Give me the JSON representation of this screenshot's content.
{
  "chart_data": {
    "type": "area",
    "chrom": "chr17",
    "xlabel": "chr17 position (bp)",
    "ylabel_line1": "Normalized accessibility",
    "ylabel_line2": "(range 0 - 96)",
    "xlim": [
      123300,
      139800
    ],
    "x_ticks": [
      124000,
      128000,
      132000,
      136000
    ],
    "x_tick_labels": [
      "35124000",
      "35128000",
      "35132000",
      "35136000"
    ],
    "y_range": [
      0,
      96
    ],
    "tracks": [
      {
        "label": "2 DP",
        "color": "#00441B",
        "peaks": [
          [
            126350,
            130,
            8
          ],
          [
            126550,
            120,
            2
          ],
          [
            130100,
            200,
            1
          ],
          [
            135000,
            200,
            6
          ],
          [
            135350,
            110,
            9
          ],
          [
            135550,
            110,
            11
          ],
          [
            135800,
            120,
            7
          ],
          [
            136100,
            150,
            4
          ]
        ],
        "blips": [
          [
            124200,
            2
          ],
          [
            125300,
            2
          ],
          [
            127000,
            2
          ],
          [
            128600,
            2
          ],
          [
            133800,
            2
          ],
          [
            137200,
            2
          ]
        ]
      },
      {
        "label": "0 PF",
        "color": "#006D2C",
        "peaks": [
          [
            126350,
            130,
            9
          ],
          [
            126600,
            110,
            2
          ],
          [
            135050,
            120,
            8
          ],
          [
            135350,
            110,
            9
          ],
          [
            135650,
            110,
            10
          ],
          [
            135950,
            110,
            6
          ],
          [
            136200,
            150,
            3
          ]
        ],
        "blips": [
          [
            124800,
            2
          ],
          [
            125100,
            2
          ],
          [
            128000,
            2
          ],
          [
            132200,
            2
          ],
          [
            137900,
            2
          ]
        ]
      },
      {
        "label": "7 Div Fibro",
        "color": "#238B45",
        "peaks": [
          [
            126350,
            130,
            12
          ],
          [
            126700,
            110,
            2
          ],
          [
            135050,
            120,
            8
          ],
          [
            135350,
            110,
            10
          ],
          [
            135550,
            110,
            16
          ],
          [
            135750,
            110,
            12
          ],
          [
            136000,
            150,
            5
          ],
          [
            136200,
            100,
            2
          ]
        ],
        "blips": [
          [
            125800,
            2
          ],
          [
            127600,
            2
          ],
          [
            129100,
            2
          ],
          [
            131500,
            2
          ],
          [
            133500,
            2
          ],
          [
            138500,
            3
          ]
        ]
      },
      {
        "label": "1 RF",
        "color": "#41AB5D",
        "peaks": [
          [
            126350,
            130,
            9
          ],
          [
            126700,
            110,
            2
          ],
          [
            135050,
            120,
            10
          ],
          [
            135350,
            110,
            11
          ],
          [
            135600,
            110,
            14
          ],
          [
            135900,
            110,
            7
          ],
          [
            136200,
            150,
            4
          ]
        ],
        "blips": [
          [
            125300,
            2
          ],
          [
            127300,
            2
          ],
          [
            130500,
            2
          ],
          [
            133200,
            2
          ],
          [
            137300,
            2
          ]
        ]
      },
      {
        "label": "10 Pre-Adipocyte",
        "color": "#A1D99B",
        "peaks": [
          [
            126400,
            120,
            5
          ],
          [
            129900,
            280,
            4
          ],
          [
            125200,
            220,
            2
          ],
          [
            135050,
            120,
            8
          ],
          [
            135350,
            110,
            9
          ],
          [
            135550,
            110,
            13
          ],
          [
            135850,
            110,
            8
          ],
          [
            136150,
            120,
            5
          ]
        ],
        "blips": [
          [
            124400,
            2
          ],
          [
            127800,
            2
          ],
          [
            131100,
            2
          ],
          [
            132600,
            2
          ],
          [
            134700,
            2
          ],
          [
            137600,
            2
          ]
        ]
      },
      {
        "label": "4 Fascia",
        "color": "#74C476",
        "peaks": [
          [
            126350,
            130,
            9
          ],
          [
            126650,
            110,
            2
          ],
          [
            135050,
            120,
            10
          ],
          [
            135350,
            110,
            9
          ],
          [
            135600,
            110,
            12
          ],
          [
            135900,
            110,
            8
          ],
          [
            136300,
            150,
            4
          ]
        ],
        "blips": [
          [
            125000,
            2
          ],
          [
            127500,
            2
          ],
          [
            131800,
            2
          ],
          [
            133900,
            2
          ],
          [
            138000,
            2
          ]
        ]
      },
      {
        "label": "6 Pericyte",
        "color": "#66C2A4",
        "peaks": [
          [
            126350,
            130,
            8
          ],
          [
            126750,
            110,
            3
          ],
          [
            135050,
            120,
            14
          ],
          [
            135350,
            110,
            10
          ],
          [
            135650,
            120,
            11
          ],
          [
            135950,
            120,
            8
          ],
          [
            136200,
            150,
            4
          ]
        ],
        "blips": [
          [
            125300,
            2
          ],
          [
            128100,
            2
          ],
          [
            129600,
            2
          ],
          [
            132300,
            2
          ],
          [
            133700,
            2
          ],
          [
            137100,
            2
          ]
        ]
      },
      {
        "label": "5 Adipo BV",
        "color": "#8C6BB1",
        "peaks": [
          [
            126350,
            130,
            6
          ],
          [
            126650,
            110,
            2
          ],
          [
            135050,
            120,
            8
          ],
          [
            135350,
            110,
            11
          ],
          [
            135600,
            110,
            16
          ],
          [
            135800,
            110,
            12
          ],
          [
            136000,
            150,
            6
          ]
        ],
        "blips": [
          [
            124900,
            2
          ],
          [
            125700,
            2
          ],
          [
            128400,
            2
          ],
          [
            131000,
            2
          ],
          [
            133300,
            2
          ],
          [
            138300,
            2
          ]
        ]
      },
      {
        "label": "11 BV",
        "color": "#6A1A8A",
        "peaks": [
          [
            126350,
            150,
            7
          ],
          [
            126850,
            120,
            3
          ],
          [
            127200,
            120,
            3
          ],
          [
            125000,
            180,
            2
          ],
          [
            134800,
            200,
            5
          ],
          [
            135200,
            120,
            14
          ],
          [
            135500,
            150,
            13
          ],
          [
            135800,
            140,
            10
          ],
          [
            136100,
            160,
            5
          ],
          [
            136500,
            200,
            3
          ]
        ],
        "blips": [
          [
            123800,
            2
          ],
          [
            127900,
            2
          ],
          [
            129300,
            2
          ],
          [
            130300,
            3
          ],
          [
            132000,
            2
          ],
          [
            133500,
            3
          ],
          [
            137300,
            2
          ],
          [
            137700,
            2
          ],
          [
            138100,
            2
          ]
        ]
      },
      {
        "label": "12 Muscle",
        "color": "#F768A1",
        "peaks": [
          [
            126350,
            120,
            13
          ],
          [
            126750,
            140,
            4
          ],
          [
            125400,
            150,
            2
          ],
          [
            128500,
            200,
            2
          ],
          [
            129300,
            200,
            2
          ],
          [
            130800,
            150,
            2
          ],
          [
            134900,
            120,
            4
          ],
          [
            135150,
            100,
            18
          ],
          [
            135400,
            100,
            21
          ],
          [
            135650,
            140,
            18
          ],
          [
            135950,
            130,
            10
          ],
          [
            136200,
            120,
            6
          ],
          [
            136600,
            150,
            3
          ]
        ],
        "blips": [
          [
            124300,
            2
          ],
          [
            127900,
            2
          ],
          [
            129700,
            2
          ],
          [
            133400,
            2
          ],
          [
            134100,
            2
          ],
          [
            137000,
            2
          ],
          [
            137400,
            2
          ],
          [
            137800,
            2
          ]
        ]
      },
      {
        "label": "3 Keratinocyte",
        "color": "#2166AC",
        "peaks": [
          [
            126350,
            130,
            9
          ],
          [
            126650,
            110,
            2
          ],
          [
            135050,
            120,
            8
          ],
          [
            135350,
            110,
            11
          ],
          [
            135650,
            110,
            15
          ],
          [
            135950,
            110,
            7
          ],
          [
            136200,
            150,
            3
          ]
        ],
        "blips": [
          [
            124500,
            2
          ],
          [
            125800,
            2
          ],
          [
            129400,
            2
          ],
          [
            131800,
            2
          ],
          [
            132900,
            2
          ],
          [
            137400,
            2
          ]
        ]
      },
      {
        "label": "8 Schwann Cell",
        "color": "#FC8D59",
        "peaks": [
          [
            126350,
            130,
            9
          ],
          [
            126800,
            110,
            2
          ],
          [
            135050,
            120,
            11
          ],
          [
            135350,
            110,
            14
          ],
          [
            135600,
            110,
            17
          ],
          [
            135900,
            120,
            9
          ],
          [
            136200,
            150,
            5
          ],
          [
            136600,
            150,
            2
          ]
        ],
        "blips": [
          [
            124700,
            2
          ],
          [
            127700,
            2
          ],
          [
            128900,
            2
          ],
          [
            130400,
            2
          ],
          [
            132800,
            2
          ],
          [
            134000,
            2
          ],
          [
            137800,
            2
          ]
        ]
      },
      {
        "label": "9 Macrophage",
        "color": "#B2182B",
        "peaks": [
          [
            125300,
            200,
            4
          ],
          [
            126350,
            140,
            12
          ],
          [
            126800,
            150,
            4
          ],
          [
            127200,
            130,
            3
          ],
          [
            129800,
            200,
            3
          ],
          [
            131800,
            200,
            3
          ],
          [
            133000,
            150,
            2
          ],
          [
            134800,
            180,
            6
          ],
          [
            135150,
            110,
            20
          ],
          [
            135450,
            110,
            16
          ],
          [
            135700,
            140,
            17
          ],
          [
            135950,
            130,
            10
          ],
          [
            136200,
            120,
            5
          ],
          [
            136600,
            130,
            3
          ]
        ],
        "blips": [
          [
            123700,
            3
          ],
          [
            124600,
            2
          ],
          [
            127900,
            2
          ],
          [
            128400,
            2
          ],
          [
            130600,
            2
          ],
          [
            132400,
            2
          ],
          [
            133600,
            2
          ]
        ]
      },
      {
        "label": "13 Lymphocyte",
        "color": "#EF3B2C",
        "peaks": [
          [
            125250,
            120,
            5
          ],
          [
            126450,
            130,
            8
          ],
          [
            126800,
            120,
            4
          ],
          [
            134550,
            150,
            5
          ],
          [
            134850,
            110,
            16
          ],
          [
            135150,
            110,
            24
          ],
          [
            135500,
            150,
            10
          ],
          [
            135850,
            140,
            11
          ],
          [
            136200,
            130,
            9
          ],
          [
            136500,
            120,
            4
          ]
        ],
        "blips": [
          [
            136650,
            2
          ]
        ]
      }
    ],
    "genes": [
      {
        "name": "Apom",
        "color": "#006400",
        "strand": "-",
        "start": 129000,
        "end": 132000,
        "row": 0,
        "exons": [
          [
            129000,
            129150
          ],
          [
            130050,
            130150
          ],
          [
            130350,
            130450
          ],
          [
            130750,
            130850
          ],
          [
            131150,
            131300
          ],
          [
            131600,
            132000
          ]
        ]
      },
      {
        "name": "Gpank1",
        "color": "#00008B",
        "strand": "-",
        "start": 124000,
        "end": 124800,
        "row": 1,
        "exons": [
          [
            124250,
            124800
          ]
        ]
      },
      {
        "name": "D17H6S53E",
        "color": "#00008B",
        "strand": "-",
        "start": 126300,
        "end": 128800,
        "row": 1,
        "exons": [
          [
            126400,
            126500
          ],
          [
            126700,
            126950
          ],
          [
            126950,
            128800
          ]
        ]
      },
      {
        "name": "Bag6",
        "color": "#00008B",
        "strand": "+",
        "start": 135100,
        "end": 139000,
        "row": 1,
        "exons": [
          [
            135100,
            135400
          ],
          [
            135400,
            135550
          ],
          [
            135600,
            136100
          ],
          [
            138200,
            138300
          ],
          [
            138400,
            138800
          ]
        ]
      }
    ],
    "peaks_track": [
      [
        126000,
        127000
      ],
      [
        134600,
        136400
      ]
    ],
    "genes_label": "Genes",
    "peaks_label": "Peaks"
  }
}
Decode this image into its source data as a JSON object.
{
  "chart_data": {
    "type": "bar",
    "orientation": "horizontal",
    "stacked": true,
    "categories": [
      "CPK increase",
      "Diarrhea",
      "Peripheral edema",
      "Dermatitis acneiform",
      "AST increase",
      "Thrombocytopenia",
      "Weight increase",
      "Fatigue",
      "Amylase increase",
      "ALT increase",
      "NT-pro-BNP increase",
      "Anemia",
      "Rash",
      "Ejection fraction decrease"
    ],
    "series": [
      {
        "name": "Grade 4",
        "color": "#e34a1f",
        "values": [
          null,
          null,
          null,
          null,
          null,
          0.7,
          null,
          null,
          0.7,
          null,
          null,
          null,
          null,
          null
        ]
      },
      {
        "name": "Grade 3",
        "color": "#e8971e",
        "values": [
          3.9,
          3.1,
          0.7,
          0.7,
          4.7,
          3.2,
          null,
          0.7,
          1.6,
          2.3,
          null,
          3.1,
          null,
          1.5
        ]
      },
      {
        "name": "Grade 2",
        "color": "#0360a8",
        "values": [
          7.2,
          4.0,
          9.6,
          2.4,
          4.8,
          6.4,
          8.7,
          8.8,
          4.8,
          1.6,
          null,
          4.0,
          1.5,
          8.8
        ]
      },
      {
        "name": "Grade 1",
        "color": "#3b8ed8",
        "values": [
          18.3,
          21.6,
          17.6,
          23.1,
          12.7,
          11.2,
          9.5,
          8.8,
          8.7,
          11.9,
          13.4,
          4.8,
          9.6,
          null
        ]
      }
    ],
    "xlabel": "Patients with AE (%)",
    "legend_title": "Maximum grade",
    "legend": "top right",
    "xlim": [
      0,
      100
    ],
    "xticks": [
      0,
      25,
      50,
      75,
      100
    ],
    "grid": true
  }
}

- - - - -

#### Exercise details
Count how many lines of the data include the word "increase". Your reply should be that number alone.

#### Answer to this task
6